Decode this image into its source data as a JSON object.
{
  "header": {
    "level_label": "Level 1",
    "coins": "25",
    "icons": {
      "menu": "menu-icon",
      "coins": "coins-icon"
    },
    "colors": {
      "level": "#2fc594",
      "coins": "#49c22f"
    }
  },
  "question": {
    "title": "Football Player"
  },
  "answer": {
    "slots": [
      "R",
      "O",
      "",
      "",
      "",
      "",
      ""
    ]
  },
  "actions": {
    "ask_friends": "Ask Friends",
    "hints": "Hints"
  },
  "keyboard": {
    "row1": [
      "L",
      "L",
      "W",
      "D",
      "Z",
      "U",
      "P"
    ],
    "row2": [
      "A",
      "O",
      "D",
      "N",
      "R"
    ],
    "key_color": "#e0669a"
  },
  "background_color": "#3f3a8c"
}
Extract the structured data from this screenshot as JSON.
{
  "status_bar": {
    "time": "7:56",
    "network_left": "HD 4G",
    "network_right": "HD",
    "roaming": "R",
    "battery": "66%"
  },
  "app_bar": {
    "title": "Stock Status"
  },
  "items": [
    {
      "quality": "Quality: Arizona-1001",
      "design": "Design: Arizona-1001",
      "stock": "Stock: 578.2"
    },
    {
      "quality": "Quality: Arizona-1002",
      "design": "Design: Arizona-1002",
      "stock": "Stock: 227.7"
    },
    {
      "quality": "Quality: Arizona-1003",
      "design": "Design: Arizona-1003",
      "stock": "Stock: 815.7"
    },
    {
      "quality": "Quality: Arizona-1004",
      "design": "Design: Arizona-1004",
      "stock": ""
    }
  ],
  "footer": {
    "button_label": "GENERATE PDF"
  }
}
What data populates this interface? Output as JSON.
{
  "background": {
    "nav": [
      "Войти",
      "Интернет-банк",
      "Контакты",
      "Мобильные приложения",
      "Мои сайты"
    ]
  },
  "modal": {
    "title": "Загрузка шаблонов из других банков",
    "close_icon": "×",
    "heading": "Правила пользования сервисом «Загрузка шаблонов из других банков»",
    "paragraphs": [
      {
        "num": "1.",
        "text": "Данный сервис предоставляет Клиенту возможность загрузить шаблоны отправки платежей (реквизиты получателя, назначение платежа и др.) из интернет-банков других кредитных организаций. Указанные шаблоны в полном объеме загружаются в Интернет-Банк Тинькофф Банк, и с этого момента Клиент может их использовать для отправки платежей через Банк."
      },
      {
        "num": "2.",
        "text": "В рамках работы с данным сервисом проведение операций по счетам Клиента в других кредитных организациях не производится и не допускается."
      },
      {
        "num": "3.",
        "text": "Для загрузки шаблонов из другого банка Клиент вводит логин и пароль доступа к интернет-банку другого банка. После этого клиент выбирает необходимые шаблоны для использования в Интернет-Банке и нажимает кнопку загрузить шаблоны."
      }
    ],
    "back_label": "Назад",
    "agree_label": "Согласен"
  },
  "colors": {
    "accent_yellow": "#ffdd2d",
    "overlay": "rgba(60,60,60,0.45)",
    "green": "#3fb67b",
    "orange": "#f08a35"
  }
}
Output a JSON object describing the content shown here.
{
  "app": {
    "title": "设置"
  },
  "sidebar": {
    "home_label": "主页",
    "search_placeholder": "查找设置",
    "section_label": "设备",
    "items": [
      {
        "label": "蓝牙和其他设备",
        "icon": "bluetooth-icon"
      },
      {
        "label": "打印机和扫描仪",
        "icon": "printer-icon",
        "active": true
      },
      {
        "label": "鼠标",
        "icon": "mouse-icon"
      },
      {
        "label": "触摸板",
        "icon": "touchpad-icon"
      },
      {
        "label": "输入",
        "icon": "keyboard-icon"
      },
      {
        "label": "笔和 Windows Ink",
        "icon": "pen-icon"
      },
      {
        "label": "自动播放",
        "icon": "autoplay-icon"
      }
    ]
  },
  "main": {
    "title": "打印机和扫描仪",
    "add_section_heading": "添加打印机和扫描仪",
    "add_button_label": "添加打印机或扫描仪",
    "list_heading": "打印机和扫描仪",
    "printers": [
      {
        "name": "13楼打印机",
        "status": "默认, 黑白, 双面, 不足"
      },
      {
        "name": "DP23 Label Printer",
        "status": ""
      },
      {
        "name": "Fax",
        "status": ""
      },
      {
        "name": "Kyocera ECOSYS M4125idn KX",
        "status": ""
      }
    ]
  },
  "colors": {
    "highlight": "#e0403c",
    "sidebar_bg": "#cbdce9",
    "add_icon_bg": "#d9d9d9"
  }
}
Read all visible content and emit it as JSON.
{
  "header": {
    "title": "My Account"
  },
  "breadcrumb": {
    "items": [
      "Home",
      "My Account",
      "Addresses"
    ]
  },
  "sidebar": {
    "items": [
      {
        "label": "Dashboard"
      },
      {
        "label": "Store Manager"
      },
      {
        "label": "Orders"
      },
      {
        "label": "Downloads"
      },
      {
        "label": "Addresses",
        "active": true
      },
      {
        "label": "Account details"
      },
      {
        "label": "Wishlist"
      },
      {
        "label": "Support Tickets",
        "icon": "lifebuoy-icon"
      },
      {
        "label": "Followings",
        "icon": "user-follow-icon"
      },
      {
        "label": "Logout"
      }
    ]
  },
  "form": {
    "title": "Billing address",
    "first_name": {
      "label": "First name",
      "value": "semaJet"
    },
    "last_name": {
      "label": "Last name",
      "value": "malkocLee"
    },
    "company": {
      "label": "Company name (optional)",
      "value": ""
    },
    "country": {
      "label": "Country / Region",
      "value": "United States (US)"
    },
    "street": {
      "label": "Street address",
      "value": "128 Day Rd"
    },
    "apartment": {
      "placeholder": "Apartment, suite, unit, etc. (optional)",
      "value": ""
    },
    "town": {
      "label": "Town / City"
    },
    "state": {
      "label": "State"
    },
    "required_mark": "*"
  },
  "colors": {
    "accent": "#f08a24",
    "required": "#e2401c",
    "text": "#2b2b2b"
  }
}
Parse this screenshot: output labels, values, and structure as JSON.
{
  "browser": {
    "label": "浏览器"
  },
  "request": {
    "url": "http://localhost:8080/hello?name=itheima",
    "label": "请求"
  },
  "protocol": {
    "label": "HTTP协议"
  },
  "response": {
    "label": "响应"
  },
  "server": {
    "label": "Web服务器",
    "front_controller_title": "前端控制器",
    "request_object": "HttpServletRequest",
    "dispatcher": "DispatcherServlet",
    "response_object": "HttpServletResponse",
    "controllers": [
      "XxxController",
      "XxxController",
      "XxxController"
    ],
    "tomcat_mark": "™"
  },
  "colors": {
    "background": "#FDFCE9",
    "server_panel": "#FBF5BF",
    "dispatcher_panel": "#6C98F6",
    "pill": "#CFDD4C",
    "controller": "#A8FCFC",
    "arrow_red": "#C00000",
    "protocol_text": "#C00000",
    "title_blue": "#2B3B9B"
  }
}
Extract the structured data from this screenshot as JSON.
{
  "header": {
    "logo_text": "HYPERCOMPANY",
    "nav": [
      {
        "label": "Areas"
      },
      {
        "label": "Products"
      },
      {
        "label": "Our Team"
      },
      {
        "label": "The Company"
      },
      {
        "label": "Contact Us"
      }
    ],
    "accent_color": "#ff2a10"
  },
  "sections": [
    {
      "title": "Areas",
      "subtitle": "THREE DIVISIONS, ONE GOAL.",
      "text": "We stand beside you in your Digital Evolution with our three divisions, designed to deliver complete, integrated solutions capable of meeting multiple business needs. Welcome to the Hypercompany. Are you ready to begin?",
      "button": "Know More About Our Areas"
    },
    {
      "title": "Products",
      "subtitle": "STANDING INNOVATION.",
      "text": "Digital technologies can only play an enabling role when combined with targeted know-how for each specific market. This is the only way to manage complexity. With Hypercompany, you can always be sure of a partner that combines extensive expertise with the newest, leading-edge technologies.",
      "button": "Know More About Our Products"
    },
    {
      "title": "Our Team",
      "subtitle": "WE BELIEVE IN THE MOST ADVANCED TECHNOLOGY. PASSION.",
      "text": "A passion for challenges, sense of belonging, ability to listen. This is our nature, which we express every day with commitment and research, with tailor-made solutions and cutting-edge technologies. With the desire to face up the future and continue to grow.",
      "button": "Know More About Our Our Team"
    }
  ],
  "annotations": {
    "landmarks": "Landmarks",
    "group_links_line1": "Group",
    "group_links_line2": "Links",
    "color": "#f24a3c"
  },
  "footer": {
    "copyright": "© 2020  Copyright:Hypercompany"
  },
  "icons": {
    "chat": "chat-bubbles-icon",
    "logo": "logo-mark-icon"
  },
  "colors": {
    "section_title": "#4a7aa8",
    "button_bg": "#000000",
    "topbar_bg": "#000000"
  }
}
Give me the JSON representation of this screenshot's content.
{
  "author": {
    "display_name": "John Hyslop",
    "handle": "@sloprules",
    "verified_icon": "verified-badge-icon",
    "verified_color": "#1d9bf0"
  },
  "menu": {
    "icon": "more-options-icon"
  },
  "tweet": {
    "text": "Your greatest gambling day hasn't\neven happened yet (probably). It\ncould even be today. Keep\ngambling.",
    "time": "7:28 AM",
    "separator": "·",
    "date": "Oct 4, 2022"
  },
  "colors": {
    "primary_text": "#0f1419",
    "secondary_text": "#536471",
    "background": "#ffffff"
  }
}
____
## Your goal
Transcribe word for word the lines from the one holding "Give me the" to the last line of the listing above, inclusive.

## Answer below
Give me the JSON representation of this screenshot's content.
{
  "author": {
    "display_name": "John Hyslop",
    "handle": "@sloprules",
    "verified_icon": "verified-badge-icon",
    "verified_color": "#1d9bf0"
  },
  "menu": {
    "icon": "more-options-icon"
  },
  "tweet": {
    "text": "Your greatest gambling day hasn't\neven happened yet (probably). It\ncould even be today. Keep\ngambling.",
    "time": "7:28 AM",
    "separator": "·",
    "date": "Oct 4, 2022"
  },
  "colors": {
    "primary_text": "#0f1419",
    "secondary_text": "#536471",
    "background": "#ffffff"
  }
}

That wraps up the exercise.